What is asked:
Write each line exactly as it stands, from the line containing "Transcribe this image's" through the end of the data.

* * *

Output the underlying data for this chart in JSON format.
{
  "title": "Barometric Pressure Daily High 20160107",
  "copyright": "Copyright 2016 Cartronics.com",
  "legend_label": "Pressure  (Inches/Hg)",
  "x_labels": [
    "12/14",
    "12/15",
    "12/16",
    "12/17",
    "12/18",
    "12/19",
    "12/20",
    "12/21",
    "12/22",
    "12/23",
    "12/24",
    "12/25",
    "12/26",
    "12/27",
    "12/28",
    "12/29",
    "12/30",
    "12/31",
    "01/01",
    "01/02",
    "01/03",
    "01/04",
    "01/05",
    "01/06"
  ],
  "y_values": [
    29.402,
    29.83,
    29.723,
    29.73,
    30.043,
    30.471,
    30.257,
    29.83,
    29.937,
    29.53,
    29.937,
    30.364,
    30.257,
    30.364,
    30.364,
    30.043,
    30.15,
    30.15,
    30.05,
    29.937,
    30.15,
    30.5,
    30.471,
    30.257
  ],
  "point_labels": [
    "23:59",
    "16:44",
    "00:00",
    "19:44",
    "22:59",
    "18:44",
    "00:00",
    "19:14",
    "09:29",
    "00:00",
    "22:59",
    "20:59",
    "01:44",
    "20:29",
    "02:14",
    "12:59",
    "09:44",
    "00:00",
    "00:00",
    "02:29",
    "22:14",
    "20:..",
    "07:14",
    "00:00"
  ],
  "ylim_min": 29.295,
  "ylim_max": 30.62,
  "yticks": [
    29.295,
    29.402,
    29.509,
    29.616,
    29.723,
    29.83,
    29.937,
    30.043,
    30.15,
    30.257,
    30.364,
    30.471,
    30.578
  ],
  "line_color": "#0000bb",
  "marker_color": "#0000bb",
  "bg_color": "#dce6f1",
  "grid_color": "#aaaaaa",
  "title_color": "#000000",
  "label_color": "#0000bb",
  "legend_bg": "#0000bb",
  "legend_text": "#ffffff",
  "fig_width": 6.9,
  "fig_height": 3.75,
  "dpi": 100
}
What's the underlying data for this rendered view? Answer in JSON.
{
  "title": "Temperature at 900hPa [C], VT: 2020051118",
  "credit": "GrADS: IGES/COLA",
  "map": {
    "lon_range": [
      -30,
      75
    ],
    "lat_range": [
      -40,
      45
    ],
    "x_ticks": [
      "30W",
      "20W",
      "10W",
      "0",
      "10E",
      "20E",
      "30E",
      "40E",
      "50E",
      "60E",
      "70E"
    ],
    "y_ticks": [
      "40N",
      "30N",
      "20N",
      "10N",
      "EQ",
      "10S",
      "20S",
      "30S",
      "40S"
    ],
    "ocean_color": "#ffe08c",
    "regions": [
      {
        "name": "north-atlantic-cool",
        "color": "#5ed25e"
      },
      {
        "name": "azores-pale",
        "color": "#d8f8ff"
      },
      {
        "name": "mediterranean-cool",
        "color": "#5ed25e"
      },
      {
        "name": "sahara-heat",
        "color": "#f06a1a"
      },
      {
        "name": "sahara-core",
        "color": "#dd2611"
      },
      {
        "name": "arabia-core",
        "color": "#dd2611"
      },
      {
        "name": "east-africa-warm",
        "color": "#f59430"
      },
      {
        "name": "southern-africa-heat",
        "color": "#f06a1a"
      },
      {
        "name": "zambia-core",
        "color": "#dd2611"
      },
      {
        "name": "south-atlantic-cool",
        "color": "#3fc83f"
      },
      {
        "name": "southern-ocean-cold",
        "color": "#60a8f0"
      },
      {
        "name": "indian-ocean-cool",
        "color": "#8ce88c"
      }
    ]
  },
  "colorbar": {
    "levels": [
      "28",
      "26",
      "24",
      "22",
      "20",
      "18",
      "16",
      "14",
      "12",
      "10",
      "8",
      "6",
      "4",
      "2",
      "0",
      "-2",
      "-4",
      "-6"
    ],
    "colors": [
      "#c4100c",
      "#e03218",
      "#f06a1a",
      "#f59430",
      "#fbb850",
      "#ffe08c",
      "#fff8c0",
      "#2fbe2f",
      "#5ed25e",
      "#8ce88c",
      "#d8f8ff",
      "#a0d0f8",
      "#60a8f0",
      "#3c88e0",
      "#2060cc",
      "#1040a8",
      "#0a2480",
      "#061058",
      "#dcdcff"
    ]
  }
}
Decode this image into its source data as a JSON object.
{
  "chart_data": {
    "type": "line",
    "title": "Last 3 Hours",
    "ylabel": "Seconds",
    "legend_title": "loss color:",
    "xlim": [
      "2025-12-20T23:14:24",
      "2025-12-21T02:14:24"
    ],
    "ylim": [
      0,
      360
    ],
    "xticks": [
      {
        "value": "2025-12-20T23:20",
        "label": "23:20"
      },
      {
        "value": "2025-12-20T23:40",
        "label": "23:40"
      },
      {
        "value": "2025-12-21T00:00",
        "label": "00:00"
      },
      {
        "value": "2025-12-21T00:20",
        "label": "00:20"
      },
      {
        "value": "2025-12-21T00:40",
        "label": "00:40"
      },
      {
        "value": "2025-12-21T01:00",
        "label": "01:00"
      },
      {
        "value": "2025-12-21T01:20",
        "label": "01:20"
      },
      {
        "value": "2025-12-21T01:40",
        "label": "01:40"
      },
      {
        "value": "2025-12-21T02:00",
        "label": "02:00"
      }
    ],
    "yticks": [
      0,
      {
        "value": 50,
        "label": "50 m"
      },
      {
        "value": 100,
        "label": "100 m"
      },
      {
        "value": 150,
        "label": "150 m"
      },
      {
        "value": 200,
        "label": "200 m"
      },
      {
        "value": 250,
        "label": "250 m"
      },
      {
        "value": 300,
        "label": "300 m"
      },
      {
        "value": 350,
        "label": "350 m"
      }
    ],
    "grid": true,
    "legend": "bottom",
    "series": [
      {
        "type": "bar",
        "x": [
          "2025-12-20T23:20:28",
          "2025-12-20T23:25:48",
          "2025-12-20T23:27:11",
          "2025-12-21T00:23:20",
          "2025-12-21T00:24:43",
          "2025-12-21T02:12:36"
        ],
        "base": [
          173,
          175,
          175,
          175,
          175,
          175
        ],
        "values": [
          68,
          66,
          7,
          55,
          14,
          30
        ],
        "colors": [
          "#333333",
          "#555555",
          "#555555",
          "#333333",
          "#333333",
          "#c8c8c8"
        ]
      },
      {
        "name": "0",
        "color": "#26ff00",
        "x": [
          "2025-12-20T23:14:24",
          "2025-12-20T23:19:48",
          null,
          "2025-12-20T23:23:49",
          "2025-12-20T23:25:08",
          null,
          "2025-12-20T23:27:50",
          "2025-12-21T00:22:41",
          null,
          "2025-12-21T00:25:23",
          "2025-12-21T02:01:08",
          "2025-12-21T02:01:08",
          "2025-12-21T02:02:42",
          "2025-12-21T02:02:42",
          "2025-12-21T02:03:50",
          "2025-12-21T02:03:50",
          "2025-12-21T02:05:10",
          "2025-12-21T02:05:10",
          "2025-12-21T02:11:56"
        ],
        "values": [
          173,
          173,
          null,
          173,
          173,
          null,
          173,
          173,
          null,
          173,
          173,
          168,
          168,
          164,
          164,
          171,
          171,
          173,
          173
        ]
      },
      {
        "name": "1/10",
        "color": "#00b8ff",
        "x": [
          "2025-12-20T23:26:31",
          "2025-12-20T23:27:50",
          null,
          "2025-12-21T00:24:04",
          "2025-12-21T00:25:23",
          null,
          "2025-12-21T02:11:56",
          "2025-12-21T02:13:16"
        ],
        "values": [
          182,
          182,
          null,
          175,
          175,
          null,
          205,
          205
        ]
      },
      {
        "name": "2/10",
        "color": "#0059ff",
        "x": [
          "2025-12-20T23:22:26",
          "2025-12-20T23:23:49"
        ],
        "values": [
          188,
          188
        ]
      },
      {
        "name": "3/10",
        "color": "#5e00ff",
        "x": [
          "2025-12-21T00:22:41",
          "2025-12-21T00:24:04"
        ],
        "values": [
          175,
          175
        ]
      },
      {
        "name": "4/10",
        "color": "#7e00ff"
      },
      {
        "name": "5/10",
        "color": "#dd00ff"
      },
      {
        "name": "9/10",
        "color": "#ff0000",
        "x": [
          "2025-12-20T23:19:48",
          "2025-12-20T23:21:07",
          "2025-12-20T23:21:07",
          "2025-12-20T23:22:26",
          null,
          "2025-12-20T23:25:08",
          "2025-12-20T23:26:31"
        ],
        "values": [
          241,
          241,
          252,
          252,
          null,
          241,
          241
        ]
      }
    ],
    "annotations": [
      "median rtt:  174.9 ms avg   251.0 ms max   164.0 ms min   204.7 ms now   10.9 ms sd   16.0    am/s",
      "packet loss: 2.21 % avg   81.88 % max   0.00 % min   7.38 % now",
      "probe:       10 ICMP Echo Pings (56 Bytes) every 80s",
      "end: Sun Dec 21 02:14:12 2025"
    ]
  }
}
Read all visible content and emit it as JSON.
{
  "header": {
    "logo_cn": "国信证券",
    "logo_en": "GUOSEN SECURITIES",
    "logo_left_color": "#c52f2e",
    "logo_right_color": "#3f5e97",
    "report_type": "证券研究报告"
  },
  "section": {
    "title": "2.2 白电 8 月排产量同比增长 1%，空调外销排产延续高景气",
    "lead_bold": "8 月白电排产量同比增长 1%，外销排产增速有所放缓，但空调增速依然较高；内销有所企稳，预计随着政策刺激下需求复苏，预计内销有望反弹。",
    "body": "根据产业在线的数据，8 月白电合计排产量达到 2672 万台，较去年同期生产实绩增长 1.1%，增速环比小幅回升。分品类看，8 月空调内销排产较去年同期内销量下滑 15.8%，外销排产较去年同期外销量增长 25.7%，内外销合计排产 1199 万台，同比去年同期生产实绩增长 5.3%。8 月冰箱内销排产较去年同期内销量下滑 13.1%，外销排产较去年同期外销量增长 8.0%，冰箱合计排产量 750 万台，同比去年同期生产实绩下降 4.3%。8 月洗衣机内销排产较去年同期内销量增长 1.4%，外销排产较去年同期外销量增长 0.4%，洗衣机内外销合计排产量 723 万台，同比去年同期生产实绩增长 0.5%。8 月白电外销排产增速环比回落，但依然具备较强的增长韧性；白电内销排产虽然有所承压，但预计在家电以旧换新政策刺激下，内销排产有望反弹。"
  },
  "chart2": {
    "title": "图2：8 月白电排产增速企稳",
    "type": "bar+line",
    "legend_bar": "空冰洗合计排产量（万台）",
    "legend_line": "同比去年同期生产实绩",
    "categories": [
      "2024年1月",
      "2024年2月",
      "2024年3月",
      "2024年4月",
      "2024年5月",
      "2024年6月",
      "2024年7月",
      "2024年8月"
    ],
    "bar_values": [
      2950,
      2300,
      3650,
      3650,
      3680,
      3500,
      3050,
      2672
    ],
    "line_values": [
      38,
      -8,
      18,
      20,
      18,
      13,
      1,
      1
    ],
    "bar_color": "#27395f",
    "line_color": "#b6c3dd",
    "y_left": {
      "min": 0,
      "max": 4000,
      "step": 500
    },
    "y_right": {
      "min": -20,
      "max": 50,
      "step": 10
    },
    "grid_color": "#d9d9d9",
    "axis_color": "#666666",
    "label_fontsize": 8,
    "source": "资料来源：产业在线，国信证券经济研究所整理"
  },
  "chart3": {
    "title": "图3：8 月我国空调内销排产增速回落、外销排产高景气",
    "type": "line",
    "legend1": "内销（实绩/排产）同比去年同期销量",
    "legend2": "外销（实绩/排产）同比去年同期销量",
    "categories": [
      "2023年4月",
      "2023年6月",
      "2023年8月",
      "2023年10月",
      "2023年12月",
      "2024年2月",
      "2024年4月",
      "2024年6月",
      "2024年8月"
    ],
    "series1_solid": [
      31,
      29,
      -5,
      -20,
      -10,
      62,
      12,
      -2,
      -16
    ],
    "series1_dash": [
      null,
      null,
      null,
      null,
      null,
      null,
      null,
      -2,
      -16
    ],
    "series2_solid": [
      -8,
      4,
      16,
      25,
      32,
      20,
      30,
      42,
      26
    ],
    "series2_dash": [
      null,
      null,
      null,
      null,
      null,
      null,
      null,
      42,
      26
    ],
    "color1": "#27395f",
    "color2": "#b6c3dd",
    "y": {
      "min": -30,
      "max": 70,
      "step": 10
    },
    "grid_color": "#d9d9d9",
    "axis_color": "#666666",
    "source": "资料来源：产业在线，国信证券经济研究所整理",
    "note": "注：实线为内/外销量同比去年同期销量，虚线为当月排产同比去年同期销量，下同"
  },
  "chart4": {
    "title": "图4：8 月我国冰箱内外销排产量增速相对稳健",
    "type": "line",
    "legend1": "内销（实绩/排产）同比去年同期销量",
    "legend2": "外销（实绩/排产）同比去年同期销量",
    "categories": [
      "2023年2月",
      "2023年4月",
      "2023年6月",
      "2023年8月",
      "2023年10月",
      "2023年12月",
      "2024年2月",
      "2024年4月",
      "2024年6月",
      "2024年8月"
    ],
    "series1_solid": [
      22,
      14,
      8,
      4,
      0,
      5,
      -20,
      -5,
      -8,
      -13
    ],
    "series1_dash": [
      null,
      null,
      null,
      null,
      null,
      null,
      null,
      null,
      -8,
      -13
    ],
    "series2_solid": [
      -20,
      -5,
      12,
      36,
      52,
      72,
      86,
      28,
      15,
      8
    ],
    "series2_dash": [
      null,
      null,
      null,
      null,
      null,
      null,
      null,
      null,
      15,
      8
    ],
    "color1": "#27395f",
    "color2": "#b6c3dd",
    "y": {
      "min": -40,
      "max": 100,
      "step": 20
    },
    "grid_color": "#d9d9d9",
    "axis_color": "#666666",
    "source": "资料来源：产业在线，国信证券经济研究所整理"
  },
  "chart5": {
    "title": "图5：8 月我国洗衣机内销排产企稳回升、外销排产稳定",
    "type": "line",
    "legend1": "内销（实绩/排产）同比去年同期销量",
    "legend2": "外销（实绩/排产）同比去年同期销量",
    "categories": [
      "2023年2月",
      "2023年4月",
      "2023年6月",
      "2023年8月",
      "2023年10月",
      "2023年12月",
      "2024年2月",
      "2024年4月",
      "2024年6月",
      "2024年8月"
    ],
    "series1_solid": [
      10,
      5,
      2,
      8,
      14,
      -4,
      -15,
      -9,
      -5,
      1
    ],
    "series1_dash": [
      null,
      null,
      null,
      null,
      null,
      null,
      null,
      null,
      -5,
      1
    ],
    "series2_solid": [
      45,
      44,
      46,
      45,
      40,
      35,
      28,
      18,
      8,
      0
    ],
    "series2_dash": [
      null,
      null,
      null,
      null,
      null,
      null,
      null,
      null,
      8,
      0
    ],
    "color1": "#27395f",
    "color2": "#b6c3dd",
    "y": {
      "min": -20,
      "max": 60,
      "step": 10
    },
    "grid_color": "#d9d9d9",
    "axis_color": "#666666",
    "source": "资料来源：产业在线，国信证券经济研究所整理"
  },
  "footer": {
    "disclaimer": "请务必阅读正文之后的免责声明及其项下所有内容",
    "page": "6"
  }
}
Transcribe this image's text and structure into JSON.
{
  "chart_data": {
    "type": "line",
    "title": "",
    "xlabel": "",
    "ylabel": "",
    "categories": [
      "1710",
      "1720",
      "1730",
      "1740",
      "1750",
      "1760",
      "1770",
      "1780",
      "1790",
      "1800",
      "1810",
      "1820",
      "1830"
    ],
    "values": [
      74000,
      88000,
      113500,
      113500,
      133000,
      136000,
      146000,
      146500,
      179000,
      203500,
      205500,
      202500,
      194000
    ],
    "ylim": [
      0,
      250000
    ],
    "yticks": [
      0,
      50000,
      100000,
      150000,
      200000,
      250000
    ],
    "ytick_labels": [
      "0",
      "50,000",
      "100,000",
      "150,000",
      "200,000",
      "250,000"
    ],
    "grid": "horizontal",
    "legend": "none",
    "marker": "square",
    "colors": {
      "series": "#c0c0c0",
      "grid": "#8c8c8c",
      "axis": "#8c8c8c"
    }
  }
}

* * *

Task response:
Transcribe this image's text and structure into JSON.
{
  "chart_data": {
    "type": "line",
    "title": "",
    "xlabel": "",
    "ylabel": "",
    "categories": [
      "1710",
      "1720",
      "1730",
      "1740",
      "1750",
      "1760",
      "1770",
      "1780",
      "1790",
      "1800",
      "1810",
      "1820",
      "1830"
    ],
    "values": [
      74000,
      88000,
      113500,
      113500,
      133000,
      136000,
      146000,
      146500,
      179000,
      203500,
      205500,
      202500,
      194000
    ],
    "ylim": [
      0,
      250000
    ],
    "yticks": [
      0,
      50000,
      100000,
      150000,
      200000,
      250000
    ],
    "ytick_labels": [
      "0",
      "50,000",
      "100,000",
      "150,000",
      "200,000",
      "250,000"
    ],
    "grid": "horizontal",
    "legend": "none",
    "marker": "square",
    "colors": {
      "series": "#c0c0c0",
      "grid": "#8c8c8c",
      "axis": "#8c8c8c"
    }
  }
}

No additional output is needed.